▶ [Exercise aim]: Copy the items verbatim, from the first line through the line containing "left-needs-label: Needs —", including both ends.

[Element box items]

----------

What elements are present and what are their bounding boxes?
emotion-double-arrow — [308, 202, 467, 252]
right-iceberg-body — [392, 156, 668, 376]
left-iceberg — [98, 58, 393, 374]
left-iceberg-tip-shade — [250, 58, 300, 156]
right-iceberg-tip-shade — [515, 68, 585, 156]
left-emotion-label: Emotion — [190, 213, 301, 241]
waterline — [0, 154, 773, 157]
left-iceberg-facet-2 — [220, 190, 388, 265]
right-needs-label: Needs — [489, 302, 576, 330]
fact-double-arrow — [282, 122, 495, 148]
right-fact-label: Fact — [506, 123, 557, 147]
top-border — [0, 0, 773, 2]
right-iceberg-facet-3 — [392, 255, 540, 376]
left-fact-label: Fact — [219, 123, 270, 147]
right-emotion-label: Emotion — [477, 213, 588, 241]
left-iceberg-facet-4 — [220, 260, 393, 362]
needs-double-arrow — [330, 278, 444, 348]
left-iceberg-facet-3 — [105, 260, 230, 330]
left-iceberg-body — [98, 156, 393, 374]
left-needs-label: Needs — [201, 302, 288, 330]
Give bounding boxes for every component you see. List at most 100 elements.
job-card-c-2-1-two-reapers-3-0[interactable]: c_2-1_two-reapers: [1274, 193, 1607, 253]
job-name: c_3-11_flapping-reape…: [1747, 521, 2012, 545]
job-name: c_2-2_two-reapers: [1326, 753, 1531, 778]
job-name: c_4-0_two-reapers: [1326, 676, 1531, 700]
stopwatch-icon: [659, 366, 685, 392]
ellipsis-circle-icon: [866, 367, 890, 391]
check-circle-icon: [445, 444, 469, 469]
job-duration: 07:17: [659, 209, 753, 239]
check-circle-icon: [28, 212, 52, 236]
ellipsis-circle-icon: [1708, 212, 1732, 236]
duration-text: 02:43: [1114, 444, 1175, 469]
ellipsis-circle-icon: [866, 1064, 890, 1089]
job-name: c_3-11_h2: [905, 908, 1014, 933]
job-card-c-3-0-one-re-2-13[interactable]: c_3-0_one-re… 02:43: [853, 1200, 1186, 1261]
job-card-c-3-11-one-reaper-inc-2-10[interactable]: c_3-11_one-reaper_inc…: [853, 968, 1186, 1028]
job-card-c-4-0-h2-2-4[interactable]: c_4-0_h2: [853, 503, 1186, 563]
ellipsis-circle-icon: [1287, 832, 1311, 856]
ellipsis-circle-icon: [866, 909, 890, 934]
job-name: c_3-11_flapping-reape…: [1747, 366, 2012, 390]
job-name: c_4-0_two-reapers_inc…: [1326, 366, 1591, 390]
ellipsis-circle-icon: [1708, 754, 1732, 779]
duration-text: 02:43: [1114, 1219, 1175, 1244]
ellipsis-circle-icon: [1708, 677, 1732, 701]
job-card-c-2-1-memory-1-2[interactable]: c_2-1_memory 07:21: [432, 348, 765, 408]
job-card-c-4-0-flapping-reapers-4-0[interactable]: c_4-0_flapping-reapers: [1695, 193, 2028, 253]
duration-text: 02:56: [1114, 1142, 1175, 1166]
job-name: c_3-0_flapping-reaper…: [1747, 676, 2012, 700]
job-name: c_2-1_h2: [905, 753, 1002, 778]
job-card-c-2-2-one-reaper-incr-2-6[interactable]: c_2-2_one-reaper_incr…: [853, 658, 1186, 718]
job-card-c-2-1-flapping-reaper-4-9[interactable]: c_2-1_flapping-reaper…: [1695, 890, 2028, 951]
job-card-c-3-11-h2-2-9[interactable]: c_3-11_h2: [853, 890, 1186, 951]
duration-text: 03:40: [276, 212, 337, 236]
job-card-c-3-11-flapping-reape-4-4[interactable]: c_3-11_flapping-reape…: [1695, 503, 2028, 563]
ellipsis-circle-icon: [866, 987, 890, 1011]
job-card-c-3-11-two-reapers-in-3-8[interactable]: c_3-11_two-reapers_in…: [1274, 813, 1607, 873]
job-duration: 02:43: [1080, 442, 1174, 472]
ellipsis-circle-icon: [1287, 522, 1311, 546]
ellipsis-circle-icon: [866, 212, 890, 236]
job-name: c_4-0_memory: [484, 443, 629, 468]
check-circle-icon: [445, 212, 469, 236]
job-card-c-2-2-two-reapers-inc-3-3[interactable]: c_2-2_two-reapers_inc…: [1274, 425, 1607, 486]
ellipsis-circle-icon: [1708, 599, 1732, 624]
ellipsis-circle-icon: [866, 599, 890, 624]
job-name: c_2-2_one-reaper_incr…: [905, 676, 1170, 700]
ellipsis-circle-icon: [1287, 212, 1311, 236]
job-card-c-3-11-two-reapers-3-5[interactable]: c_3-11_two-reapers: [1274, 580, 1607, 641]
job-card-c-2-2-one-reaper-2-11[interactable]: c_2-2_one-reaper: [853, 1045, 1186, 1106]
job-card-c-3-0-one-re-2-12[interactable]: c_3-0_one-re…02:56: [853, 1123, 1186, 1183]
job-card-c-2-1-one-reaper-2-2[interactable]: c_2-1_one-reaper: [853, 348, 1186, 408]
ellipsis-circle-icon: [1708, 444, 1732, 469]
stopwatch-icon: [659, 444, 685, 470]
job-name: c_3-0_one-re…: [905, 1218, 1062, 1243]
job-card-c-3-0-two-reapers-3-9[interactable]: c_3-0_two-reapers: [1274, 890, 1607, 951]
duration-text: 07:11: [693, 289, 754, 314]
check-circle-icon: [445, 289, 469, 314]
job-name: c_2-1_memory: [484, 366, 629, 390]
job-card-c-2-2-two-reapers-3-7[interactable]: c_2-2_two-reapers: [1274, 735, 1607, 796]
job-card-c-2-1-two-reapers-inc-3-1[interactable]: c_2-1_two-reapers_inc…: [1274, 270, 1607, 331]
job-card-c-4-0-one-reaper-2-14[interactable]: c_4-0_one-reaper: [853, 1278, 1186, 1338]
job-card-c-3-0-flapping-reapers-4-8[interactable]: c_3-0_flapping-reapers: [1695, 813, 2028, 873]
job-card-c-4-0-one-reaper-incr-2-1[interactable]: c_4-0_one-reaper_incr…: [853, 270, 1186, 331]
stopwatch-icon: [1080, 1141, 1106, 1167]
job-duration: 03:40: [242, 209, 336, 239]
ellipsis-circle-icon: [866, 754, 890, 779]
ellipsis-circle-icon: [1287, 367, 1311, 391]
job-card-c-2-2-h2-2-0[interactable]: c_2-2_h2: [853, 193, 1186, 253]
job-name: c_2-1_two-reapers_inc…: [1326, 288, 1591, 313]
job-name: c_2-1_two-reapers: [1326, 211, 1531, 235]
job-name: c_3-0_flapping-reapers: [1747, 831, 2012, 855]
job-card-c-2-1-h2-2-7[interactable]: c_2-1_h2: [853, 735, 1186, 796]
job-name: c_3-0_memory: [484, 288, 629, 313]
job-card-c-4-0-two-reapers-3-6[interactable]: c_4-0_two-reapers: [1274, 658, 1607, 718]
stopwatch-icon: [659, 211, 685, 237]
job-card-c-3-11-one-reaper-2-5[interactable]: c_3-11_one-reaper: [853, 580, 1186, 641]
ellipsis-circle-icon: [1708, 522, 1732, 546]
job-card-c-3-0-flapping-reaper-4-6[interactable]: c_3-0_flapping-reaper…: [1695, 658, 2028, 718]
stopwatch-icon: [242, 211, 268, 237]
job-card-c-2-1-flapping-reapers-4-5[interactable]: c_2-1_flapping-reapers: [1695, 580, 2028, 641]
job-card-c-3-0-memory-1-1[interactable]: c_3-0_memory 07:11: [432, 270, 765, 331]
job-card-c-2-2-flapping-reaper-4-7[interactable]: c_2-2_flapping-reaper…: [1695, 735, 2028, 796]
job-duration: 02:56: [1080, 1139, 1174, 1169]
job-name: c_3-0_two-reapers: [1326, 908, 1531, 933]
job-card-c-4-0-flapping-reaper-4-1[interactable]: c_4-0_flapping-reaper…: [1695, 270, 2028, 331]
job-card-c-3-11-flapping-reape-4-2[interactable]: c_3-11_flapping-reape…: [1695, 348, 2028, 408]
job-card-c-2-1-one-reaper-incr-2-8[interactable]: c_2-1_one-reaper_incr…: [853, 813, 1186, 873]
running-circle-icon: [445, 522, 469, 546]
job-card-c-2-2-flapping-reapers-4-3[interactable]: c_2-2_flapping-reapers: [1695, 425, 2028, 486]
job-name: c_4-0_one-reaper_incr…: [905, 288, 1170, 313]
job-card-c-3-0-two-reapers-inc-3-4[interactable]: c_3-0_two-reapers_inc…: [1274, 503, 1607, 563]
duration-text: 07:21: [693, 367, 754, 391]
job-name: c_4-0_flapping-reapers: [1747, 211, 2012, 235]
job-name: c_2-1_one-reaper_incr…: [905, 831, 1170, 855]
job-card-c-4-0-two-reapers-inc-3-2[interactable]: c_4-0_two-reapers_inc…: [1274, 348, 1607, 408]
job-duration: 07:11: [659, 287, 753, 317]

----------

▶ [Result]:
What elements are present and what are their bounding boxes?
emotion-double-arrow — [308, 202, 467, 252]
right-iceberg-body — [392, 156, 668, 376]
left-iceberg — [98, 58, 393, 374]
left-iceberg-tip-shade — [250, 58, 300, 156]
right-iceberg-tip-shade — [515, 68, 585, 156]
left-emotion-label: Emotion — [190, 213, 301, 241]
waterline — [0, 154, 773, 157]
left-iceberg-facet-2 — [220, 190, 388, 265]
right-needs-label: Needs — [489, 302, 576, 330]
fact-double-arrow — [282, 122, 495, 148]
right-fact-label: Fact — [506, 123, 557, 147]
top-border — [0, 0, 773, 2]
right-iceberg-facet-3 — [392, 255, 540, 376]
left-fact-label: Fact — [219, 123, 270, 147]
right-emotion-label: Emotion — [477, 213, 588, 241]
left-iceberg-facet-4 — [220, 260, 393, 362]
needs-double-arrow — [330, 278, 444, 348]
left-iceberg-facet-3 — [105, 260, 230, 330]
left-iceberg-body — [98, 156, 393, 374]
left-needs-label: Needs — [201, 302, 288, 330]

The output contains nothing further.